WORK TO DO ▸ Set down the material below in full, matching it exactly.
** Start GIVEN RECORDS **
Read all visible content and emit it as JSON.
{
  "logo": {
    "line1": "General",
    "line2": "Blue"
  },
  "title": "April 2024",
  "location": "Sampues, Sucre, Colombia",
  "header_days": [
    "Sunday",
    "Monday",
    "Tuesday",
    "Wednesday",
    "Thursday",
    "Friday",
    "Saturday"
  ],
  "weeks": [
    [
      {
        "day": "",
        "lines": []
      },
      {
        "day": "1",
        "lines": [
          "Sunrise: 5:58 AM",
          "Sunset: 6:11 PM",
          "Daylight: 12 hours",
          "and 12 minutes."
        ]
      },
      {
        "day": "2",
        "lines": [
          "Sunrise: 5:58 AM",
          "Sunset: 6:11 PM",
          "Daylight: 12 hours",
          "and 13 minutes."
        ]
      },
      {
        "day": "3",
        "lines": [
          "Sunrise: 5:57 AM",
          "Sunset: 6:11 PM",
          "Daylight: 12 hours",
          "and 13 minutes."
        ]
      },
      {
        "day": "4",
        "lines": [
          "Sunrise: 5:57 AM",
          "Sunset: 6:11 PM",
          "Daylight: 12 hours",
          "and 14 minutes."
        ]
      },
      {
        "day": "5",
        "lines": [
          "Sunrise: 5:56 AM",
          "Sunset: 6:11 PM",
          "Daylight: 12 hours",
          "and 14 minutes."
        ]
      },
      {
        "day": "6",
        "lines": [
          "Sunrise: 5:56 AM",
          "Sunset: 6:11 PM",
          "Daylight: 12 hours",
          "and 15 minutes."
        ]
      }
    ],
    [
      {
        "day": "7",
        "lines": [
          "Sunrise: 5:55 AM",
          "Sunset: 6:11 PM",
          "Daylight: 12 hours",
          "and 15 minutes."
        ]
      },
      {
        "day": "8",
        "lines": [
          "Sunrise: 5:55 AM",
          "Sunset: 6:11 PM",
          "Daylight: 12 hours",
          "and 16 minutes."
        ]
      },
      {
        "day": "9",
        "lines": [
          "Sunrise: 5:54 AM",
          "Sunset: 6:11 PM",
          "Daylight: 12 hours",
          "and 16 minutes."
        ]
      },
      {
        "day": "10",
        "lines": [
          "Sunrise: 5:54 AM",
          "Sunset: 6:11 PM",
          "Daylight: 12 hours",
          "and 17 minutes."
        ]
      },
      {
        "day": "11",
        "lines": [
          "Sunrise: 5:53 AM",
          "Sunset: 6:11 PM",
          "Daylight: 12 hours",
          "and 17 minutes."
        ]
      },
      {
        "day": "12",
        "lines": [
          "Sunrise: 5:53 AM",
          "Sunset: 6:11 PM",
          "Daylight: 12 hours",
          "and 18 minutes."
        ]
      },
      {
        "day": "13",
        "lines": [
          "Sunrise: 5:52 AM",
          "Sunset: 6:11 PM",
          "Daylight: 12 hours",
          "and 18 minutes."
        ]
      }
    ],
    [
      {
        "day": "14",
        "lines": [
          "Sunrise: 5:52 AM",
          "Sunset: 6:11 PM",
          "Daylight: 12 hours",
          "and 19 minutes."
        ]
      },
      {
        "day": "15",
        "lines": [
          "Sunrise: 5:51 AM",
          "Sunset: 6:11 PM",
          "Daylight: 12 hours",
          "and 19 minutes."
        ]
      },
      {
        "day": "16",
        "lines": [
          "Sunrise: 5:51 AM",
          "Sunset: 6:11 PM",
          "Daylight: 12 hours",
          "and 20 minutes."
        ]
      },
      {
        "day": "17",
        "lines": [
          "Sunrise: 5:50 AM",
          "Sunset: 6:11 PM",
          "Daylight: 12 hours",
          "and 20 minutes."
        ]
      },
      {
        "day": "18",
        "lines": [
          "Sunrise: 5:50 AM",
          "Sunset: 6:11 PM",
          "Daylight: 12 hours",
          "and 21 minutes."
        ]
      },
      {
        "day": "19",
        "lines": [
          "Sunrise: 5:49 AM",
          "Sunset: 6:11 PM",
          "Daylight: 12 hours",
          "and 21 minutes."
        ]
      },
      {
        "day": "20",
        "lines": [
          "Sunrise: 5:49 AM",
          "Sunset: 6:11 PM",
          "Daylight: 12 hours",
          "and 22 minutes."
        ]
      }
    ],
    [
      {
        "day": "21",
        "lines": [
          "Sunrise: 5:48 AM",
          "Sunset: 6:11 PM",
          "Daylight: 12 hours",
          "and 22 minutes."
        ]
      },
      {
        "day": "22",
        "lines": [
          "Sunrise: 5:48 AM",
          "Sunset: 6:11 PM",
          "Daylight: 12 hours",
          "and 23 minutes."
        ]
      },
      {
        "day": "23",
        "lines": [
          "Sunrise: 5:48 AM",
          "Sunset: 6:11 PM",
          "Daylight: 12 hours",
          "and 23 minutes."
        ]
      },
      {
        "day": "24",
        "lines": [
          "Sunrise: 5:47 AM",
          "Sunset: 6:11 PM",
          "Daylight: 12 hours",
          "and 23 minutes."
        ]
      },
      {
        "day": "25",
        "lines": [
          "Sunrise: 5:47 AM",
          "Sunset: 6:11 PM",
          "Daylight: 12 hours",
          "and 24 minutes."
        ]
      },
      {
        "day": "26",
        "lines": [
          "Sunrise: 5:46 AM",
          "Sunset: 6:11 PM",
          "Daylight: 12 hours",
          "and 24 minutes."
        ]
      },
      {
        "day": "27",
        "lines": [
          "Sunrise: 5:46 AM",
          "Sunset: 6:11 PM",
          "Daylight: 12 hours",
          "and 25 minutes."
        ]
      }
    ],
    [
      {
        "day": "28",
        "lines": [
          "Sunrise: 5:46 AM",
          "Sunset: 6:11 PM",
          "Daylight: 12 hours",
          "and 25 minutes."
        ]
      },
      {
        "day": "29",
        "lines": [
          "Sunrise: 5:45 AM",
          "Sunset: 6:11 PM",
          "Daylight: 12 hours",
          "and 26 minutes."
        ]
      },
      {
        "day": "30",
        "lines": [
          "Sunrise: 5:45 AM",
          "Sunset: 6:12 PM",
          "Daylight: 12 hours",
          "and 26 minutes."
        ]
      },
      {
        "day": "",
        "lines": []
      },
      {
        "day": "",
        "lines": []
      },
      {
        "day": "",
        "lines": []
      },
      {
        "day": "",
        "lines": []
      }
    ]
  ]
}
** End GIVEN RECORDS **
WORKED ANSWER ▸
Read all visible content and emit it as JSON.
{
  "logo": {
    "line1": "General",
    "line2": "Blue"
  },
  "title": "April 2024",
  "location": "Sampues, Sucre, Colombia",
  "header_days": [
    "Sunday",
    "Monday",
    "Tuesday",
    "Wednesday",
    "Thursday",
    "Friday",
    "Saturday"
  ],
  "weeks": [
    [
      {
        "day": "",
        "lines": []
      },
      {
        "day": "1",
        "lines": [
          "Sunrise: 5:58 AM",
          "Sunset: 6:11 PM",
          "Daylight: 12 hours",
          "and 12 minutes."
        ]
      },
      {
        "day": "2",
        "lines": [
          "Sunrise: 5:58 AM",
          "Sunset: 6:11 PM",
          "Daylight: 12 hours",
          "and 13 minutes."
        ]
      },
      {
        "day": "3",
        "lines": [
          "Sunrise: 5:57 AM",
          "Sunset: 6:11 PM",
          "Daylight: 12 hours",
          "and 13 minutes."
        ]
      },
      {
        "day": "4",
        "lines": [
          "Sunrise: 5:57 AM",
          "Sunset: 6:11 PM",
          "Daylight: 12 hours",
          "and 14 minutes."
        ]
      },
      {
        "day": "5",
        "lines": [
          "Sunrise: 5:56 AM",
          "Sunset: 6:11 PM",
          "Daylight: 12 hours",
          "and 14 minutes."
        ]
      },
      {
        "day": "6",
        "lines": [
          "Sunrise: 5:56 AM",
          "Sunset: 6:11 PM",
          "Daylight: 12 hours",
          "and 15 minutes."
        ]
      }
    ],
    [
      {
        "day": "7",
        "lines": [
          "Sunrise: 5:55 AM",
          "Sunset: 6:11 PM",
          "Daylight: 12 hours",
          "and 15 minutes."
        ]
      },
      {
        "day": "8",
        "lines": [
          "Sunrise: 5:55 AM",
          "Sunset: 6:11 PM",
          "Daylight: 12 hours",
          "and 16 minutes."
        ]
      },
      {
        "day": "9",
        "lines": [
          "Sunrise: 5:54 AM",
          "Sunset: 6:11 PM",
          "Daylight: 12 hours",
          "and 16 minutes."
        ]
      },
      {
        "day": "10",
        "lines": [
          "Sunrise: 5:54 AM",
          "Sunset: 6:11 PM",
          "Daylight: 12 hours",
          "and 17 minutes."
        ]
      },
      {
        "day": "11",
        "lines": [
          "Sunrise: 5:53 AM",
          "Sunset: 6:11 PM",
          "Daylight: 12 hours",
          "and 17 minutes."
        ]
      },
      {
        "day": "12",
        "lines": [
          "Sunrise: 5:53 AM",
          "Sunset: 6:11 PM",
          "Daylight: 12 hours",
          "and 18 minutes."
        ]
      },
      {
        "day": "13",
        "lines": [
          "Sunrise: 5:52 AM",
          "Sunset: 6:11 PM",
          "Daylight: 12 hours",
          "and 18 minutes."
        ]
      }
    ],
    [
      {
        "day": "14",
        "lines": [
          "Sunrise: 5:52 AM",
          "Sunset: 6:11 PM",
          "Daylight: 12 hours",
          "and 19 minutes."
        ]
      },
      {
        "day": "15",
        "lines": [
          "Sunrise: 5:51 AM",
          "Sunset: 6:11 PM",
          "Daylight: 12 hours",
          "and 19 minutes."
        ]
      },
      {
        "day": "16",
        "lines": [
          "Sunrise: 5:51 AM",
          "Sunset: 6:11 PM",
          "Daylight: 12 hours",
          "and 20 minutes."
        ]
      },
      {
        "day": "17",
        "lines": [
          "Sunrise: 5:50 AM",
          "Sunset: 6:11 PM",
          "Daylight: 12 hours",
          "and 20 minutes."
        ]
      },
      {
        "day": "18",
        "lines": [
          "Sunrise: 5:50 AM",
          "Sunset: 6:11 PM",
          "Daylight: 12 hours",
          "and 21 minutes."
        ]
      },
      {
        "day": "19",
        "lines": [
          "Sunrise: 5:49 AM",
          "Sunset: 6:11 PM",
          "Daylight: 12 hours",
          "and 21 minutes."
        ]
      },
      {
        "day": "20",
        "lines": [
          "Sunrise: 5:49 AM",
          "Sunset: 6:11 PM",
          "Daylight: 12 hours",
          "and 22 minutes."
        ]
      }
    ],
    [
      {
        "day": "21",
        "lines": [
          "Sunrise: 5:48 AM",
          "Sunset: 6:11 PM",
          "Daylight: 12 hours",
          "and 22 minutes."
        ]
      },
      {
        "day": "22",
        "lines": [
          "Sunrise: 5:48 AM",
          "Sunset: 6:11 PM",
          "Daylight: 12 hours",
          "and 23 minutes."
        ]
      },
      {
        "day": "23",
        "lines": [
          "Sunrise: 5:48 AM",
          "Sunset: 6:11 PM",
          "Daylight: 12 hours",
          "and 23 minutes."
        ]
      },
      {
        "day": "24",
        "lines": [
          "Sunrise: 5:47 AM",
          "Sunset: 6:11 PM",
          "Daylight: 12 hours",
          "and 23 minutes."
        ]
      },
      {
        "day": "25",
        "lines": [
          "Sunrise: 5:47 AM",
          "Sunset: 6:11 PM",
          "Daylight: 12 hours",
          "and 24 minutes."
        ]
      },
      {
        "day": "26",
        "lines": [
          "Sunrise: 5:46 AM",
          "Sunset: 6:11 PM",
          "Daylight: 12 hours",
          "and 24 minutes."
        ]
      },
      {
        "day": "27",
        "lines": [
          "Sunrise: 5:46 AM",
          "Sunset: 6:11 PM",
          "Daylight: 12 hours",
          "and 25 minutes."
        ]
      }
    ],
    [
      {
        "day": "28",
        "lines": [
          "Sunrise: 5:46 AM",
          "Sunset: 6:11 PM",
          "Daylight: 12 hours",
          "and 25 minutes."
        ]
      },
      {
        "day": "29",
        "lines": [
          "Sunrise: 5:45 AM",
          "Sunset: 6:11 PM",
          "Daylight: 12 hours",
          "and 26 minutes."
        ]
      },
      {
        "day": "30",
        "lines": [
          "Sunrise: 5:45 AM",
          "Sunset: 6:12 PM",
          "Daylight: 12 hours",
          "and 26 minutes."
        ]
      },
      {
        "day": "",
        "lines": []
      },
      {
        "day": "",
        "lines": []
      },
      {
        "day": "",
        "lines": []
      },
      {
        "day": "",
        "lines": []
      }
    ]
  ]
}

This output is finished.